_Required work:_ Retype the lines from the one containing "data-label-colombia: -12,7% —" through the one containing "category-label-reino-unido: Reino Unido", including both, with no changes.

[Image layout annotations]
# # #
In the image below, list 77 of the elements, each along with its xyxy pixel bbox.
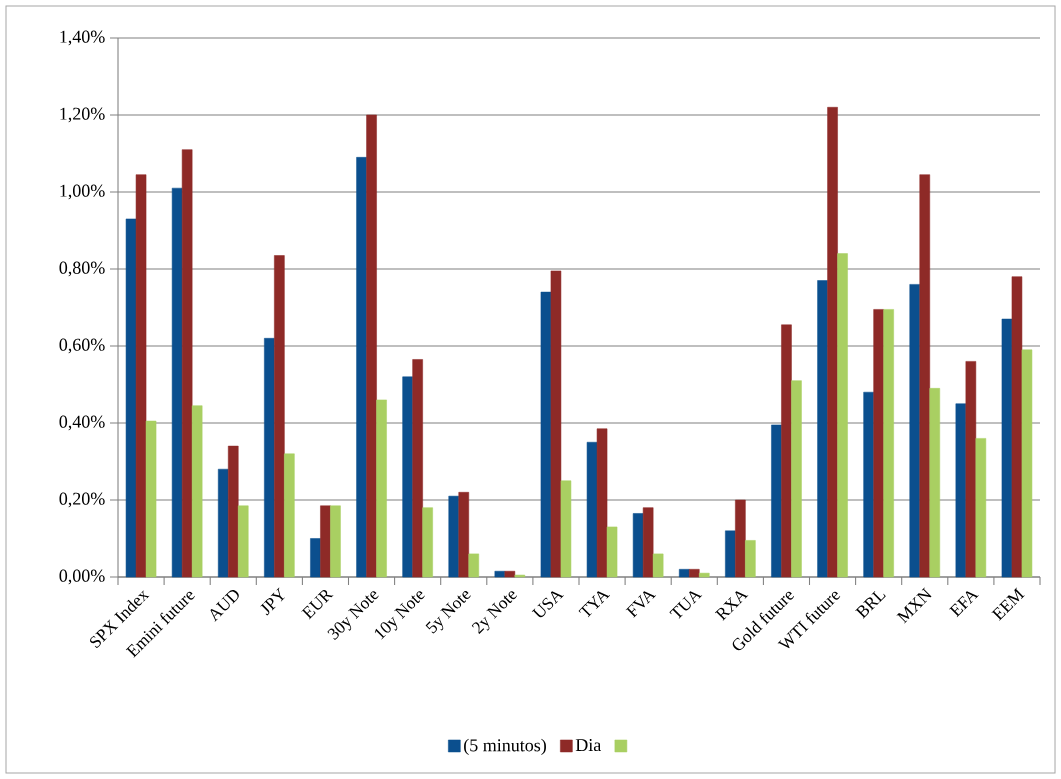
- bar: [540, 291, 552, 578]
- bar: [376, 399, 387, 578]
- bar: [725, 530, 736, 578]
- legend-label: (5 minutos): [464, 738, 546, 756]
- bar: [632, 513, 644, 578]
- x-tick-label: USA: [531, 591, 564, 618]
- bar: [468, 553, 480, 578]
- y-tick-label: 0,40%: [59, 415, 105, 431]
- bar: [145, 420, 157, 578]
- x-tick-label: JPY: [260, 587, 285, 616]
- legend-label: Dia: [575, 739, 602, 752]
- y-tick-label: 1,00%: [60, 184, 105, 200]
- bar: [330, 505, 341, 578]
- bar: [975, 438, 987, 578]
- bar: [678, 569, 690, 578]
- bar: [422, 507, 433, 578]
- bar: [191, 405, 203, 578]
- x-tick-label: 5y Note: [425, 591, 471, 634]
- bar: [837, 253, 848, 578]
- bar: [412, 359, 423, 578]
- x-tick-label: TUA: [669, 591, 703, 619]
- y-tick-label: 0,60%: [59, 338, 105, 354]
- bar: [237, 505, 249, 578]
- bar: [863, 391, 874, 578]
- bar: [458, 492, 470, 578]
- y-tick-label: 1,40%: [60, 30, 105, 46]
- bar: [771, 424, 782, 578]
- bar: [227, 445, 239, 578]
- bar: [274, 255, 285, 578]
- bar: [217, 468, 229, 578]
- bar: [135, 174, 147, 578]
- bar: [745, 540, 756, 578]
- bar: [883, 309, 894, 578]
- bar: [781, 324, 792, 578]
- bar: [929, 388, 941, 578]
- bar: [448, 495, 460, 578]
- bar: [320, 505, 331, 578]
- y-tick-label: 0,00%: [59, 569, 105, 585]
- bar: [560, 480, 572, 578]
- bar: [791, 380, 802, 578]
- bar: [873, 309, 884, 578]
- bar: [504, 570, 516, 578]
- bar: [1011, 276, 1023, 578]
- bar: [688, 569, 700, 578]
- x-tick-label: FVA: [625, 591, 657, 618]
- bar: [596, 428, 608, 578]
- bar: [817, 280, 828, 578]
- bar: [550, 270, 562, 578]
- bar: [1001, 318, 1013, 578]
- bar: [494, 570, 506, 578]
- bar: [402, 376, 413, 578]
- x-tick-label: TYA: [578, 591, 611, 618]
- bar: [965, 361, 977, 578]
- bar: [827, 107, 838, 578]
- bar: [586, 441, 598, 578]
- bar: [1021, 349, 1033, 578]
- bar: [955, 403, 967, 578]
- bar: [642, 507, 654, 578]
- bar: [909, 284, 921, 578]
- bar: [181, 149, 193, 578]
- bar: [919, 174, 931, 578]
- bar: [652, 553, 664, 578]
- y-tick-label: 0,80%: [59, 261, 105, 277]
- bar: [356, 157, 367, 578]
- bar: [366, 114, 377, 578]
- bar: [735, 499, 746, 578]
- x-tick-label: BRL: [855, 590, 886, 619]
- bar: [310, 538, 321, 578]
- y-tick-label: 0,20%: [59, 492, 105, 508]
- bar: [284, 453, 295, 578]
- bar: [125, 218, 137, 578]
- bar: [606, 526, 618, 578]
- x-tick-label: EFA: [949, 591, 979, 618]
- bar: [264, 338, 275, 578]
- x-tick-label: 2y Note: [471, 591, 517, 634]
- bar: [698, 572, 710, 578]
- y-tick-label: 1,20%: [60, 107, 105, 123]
# # #
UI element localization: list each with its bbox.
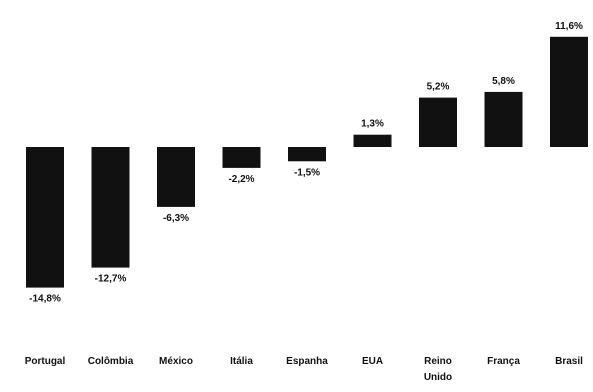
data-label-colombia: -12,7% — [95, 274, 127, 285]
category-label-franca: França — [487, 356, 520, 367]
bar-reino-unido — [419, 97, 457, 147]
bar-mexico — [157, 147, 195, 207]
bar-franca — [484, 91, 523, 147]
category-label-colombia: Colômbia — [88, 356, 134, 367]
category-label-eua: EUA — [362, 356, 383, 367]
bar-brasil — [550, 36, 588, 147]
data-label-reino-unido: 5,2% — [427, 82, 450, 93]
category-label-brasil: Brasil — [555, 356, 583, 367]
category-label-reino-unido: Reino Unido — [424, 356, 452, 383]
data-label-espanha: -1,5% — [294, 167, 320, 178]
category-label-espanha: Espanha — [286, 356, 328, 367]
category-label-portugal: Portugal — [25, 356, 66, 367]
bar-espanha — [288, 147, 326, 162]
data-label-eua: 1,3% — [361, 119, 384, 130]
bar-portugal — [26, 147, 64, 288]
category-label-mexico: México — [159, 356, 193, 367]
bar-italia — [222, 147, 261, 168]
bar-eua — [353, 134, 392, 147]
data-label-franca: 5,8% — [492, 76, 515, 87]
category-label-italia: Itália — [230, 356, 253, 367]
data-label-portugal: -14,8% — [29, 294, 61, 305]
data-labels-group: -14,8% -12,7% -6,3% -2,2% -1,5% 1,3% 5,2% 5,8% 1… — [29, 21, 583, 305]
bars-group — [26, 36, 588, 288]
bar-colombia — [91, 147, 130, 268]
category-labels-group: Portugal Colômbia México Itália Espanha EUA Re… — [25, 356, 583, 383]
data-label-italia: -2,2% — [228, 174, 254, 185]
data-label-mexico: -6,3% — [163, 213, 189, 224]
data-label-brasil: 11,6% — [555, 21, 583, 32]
# # #
_Expected answer:_
data-label-colombia: -12,7% — [95, 274, 127, 285]
category-label-franca: França — [487, 356, 520, 367]
bar-reino-unido — [419, 97, 457, 147]
bar-mexico — [157, 147, 195, 207]
bar-franca — [484, 91, 523, 147]
category-label-colombia: Colômbia — [88, 356, 134, 367]
category-label-eua: EUA — [362, 356, 383, 367]
bar-brasil — [550, 36, 588, 147]
data-label-reino-unido: 5,2% — [427, 82, 450, 93]
category-label-brasil: Brasil — [555, 356, 583, 367]
category-label-reino-unido: Reino Unido — [424, 356, 452, 383]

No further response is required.